The problem — Output every entry exactly as written, but omit the pictures.

****************

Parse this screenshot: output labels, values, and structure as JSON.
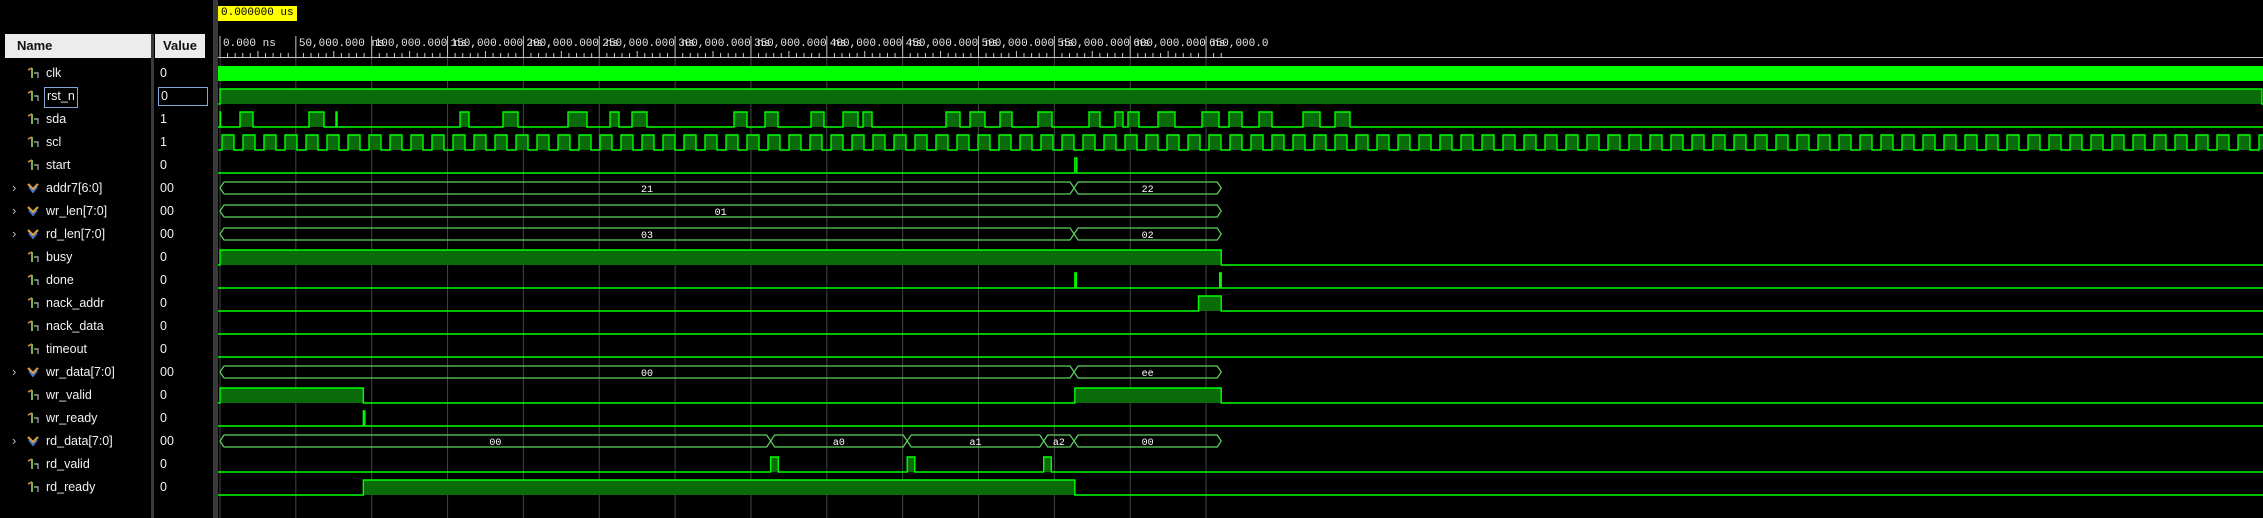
{
  "columns": {
    "name": "Name",
    "value": "Value"
  },
  "cursor": {
    "label": "0.000000 us"
  },
  "colors": {
    "wave": "#00ff00",
    "wave_fill": "#0a6b0a",
    "bus": "#5fd35f",
    "grid": "#3d4a3d",
    "tick": "#c8c8c8"
  },
  "timeline": {
    "ticks": [
      "0.000 ns",
      "50,000.000 ns",
      "100,000.000 ns",
      "150,000.000 ns",
      "200,000.000 ns",
      "250,000.000 ns",
      "300,000.000 ns",
      "350,000.000 ns",
      "400,000.000 ns",
      "450,000.000 ns",
      "500,000.000 ns",
      "550,000.000 ns",
      "600,000.000 ns",
      "650,000.0"
    ]
  },
  "signals": [
    {
      "name": "clk",
      "value": "0",
      "type": "bit",
      "icon": "bit-signal-icon"
    },
    {
      "name": "rst_n",
      "value": "0",
      "type": "bit",
      "icon": "bit-signal-icon",
      "selected": true
    },
    {
      "name": "sda",
      "value": "1",
      "type": "bit",
      "icon": "bit-signal-icon"
    },
    {
      "name": "scl",
      "value": "1",
      "type": "bit",
      "icon": "bit-signal-icon"
    },
    {
      "name": "start",
      "value": "0",
      "type": "bit",
      "icon": "bit-signal-icon"
    },
    {
      "name": "addr7[6:0]",
      "value": "00",
      "type": "bus",
      "icon": "bus-signal-icon",
      "segments": [
        "21",
        "22"
      ]
    },
    {
      "name": "wr_len[7:0]",
      "value": "00",
      "type": "bus",
      "icon": "bus-signal-icon",
      "segments": [
        "01"
      ]
    },
    {
      "name": "rd_len[7:0]",
      "value": "00",
      "type": "bus",
      "icon": "bus-signal-icon",
      "segments": [
        "03",
        "02"
      ]
    },
    {
      "name": "busy",
      "value": "0",
      "type": "bit",
      "icon": "bit-signal-icon"
    },
    {
      "name": "done",
      "value": "0",
      "type": "bit",
      "icon": "bit-signal-icon"
    },
    {
      "name": "nack_addr",
      "value": "0",
      "type": "bit",
      "icon": "bit-signal-icon"
    },
    {
      "name": "nack_data",
      "value": "0",
      "type": "bit",
      "icon": "bit-signal-icon"
    },
    {
      "name": "timeout",
      "value": "0",
      "type": "bit",
      "icon": "bit-signal-icon"
    },
    {
      "name": "wr_data[7:0]",
      "value": "00",
      "type": "bus",
      "icon": "bus-signal-icon",
      "segments": [
        "00",
        "ee"
      ]
    },
    {
      "name": "wr_valid",
      "value": "0",
      "type": "bit",
      "icon": "bit-signal-icon"
    },
    {
      "name": "wr_ready",
      "value": "0",
      "type": "bit",
      "icon": "bit-signal-icon"
    },
    {
      "name": "rd_data[7:0]",
      "value": "00",
      "type": "bus",
      "icon": "bus-signal-icon",
      "segments": [
        "00",
        "a0",
        "a1",
        "a2",
        "00"
      ]
    },
    {
      "name": "rd_valid",
      "value": "0",
      "type": "bit",
      "icon": "bit-signal-icon"
    },
    {
      "name": "rd_ready",
      "value": "0",
      "type": "bit",
      "icon": "bit-signal-icon"
    }
  ]
}
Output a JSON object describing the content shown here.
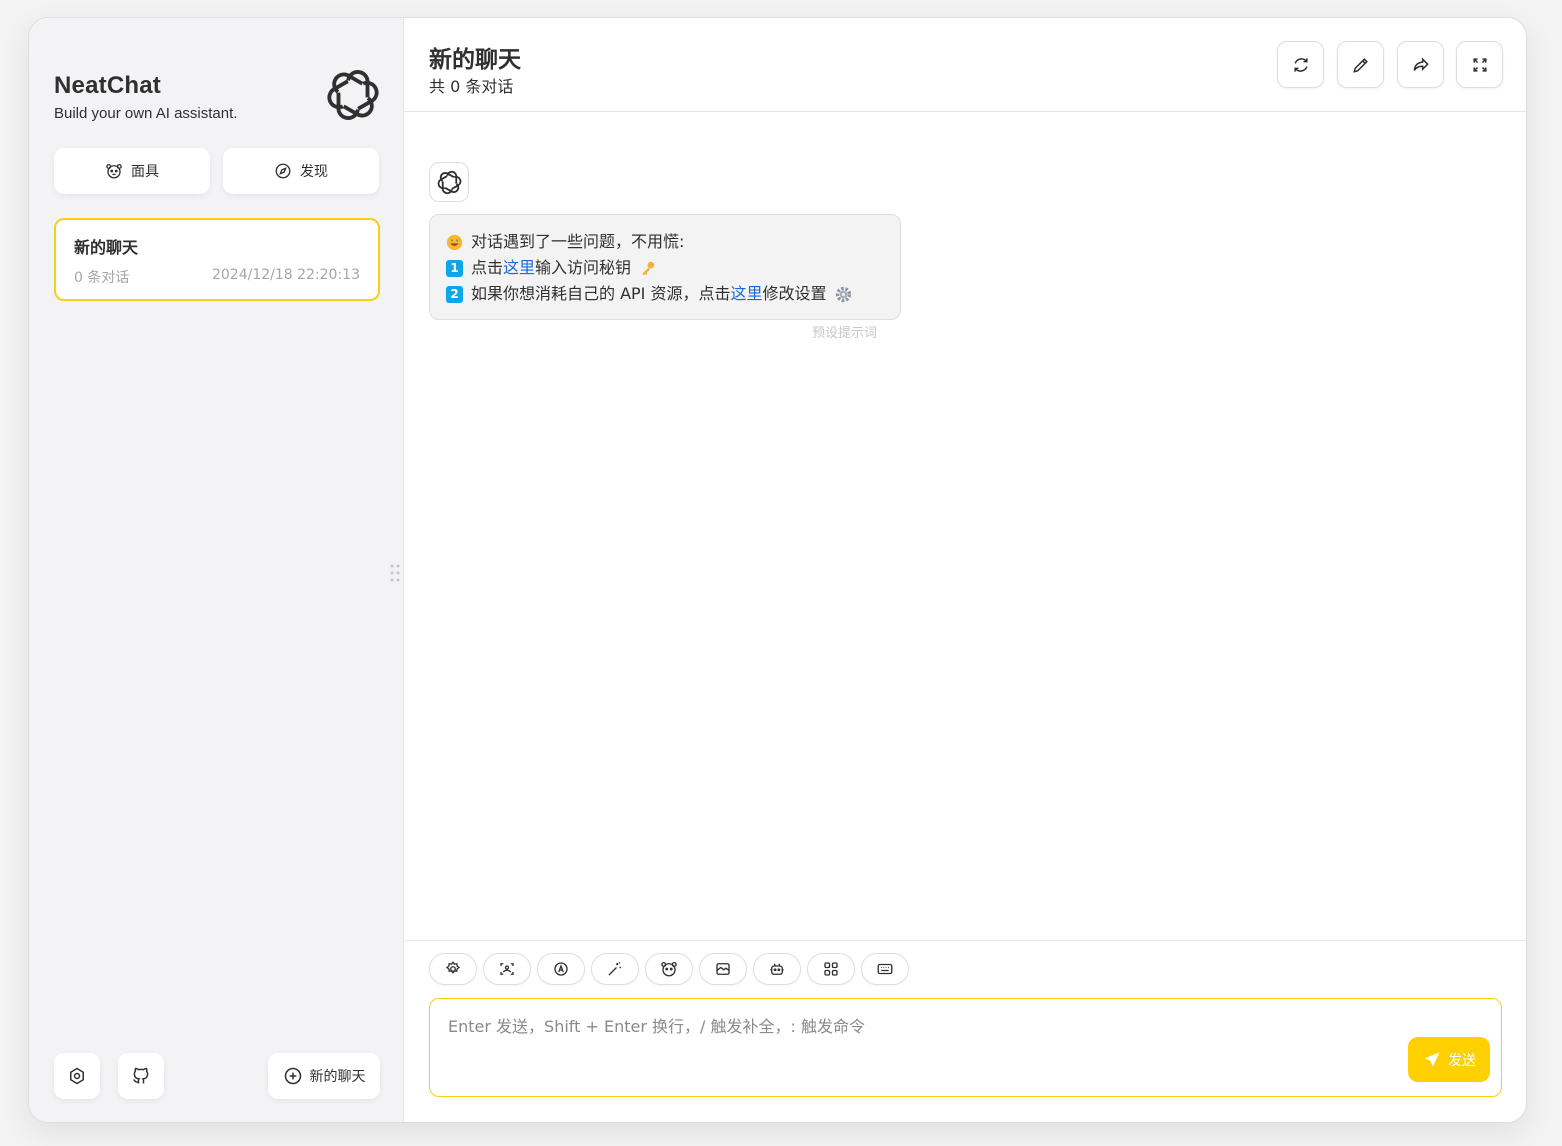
{
  "brand": {
    "title": "NeatChat",
    "subtitle": "Build your own AI assistant.",
    "logo_icon": "openai-logo-icon"
  },
  "sidebar": {
    "mask_label": "面具",
    "discover_label": "发现",
    "chats": [
      {
        "title": "新的聊天",
        "count": "0 条对话",
        "time": "2024/12/18 22:20:13",
        "selected": true
      }
    ],
    "footer": {
      "settings_icon": "settings-icon",
      "github_icon": "github-icon",
      "new_chat_label": "新的聊天"
    }
  },
  "header": {
    "title": "新的聊天",
    "subtitle": "共 0 条对话",
    "actions": [
      "refresh-icon",
      "edit-icon",
      "share-icon",
      "fullscreen-icon"
    ]
  },
  "message": {
    "line1": "对话遇到了一些问题，不用慌:",
    "line2_prefix": "点击",
    "line2_link": "这里",
    "line2_suffix": "输入访问秘钥",
    "line3_prefix": "如果你想消耗自己的 API 资源，点击",
    "line3_link": "这里",
    "line3_suffix": "修改设置",
    "badge1": "1",
    "badge2": "2",
    "note": "预设提示词"
  },
  "input": {
    "placeholder": "Enter 发送，Shift + Enter 换行，/ 触发补全，: 触发命令",
    "send_label": "发送"
  },
  "colors": {
    "accent": "#f5cf1b",
    "send_button": "#ffd000",
    "link": "#1a6ad8"
  }
}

****************

Right answer —
Parse this screenshot: output labels, values, and structure as JSON.
{
  "columns": {
    "name": "Name",
    "value": "Value"
  },
  "cursor": {
    "label": "0.000000 us"
  },
  "colors": {
    "wave": "#00ff00",
    "wave_fill": "#0a6b0a",
    "bus": "#5fd35f",
    "grid": "#3d4a3d",
    "tick": "#c8c8c8"
  },
  "timeline": {
    "ticks": [
      "0.000 ns",
      "50,000.000 ns",
      "100,000.000 ns",
      "150,000.000 ns",
      "200,000.000 ns",
      "250,000.000 ns",
      "300,000.000 ns",
      "350,000.000 ns",
      "400,000.000 ns",
      "450,000.000 ns",
      "500,000.000 ns",
      "550,000.000 ns",
      "600,000.000 ns",
      "650,000.0"
    ]
  },
  "signals": [
    {
      "name": "clk",
      "value": "0",
      "type": "bit",
      "icon": "bit-signal-icon"
    },
    {
      "name": "rst_n",
      "value": "0",
      "type": "bit",
      "icon": "bit-signal-icon",
      "selected": true
    },
    {
      "name": "sda",
      "value": "1",
      "type": "bit",
      "icon": "bit-signal-icon"
    },
    {
      "name": "scl",
      "value": "1",
      "type": "bit",
      "icon": "bit-signal-icon"
    },
    {
      "name": "start",
      "value": "0",
      "type": "bit",
      "icon": "bit-signal-icon"
    },
    {
      "name": "addr7[6:0]",
      "value": "00",
      "type": "bus",
      "icon": "bus-signal-icon",
      "segments": [
        "21",
        "22"
      ]
    },
    {
      "name": "wr_len[7:0]",
      "value": "00",
      "type": "bus",
      "icon": "bus-signal-icon",
      "segments": [
        "01"
      ]
    },
    {
      "name": "rd_len[7:0]",
      "value": "00",
      "type": "bus",
      "icon": "bus-signal-icon",
      "segments": [
        "03",
        "02"
      ]
    },
    {
      "name": "busy",
      "value": "0",
      "type": "bit",
      "icon": "bit-signal-icon"
    },
    {
      "name": "done",
      "value": "0",
      "type": "bit",
      "icon": "bit-signal-icon"
    },
    {
      "name": "nack_addr",
      "value": "0",
      "type": "bit",
      "icon": "bit-signal-icon"
    },
    {
      "name": "nack_data",
      "value": "0",
      "type": "bit",
      "icon": "bit-signal-icon"
    },
    {
      "name": "timeout",
      "value": "0",
      "type": "bit",
      "icon": "bit-signal-icon"
    },
    {
      "name": "wr_data[7:0]",
      "value": "00",
      "type": "bus",
      "icon": "bus-signal-icon",
      "segments": [
        "00",
        "ee"
      ]
    },
    {
      "name": "wr_valid",
      "value": "0",
      "type": "bit",
      "icon": "bit-signal-icon"
    },
    {
      "name": "wr_ready",
      "value": "0",
      "type": "bit",
      "icon": "bit-signal-icon"
    },
    {
      "name": "rd_data[7:0]",
      "value": "00",
      "type": "bus",
      "icon": "bus-signal-icon",
      "segments": [
        "00",
        "a0",
        "a1",
        "a2",
        "00"
      ]
    },
    {
      "name": "rd_valid",
      "value": "0",
      "type": "bit",
      "icon": "bit-signal-icon"
    },
    {
      "name": "rd_ready",
      "value": "0",
      "type": "bit",
      "icon": "bit-signal-icon"
    }
  ]
}
Output a JSON object describing the content shown here.
{
  "brand": {
    "title": "NeatChat",
    "subtitle": "Build your own AI assistant.",
    "logo_icon": "openai-logo-icon"
  },
  "sidebar": {
    "mask_label": "面具",
    "discover_label": "发现",
    "chats": [
      {
        "title": "新的聊天",
        "count": "0 条对话",
        "time": "2024/12/18 22:20:13",
        "selected": true
      }
    ],
    "footer": {
      "settings_icon": "settings-icon",
      "github_icon": "github-icon",
      "new_chat_label": "新的聊天"
    }
  },
  "header": {
    "title": "新的聊天",
    "subtitle": "共 0 条对话",
    "actions": [
      "refresh-icon",
      "edit-icon",
      "share-icon",
      "fullscreen-icon"
    ]
  },
  "message": {
    "line1": "对话遇到了一些问题，不用慌:",
    "line2_prefix": "点击",
    "line2_link": "这里",
    "line2_suffix": "输入访问秘钥",
    "line3_prefix": "如果你想消耗自己的 API 资源，点击",
    "line3_link": "这里",
    "line3_suffix": "修改设置",
    "badge1": "1",
    "badge2": "2",
    "note": "预设提示词"
  },
  "input": {
    "placeholder": "Enter 发送，Shift + Enter 换行，/ 触发补全，: 触发命令",
    "send_label": "发送"
  },
  "colors": {
    "accent": "#f5cf1b",
    "send_button": "#ffd000",
    "link": "#1a6ad8"
  }
}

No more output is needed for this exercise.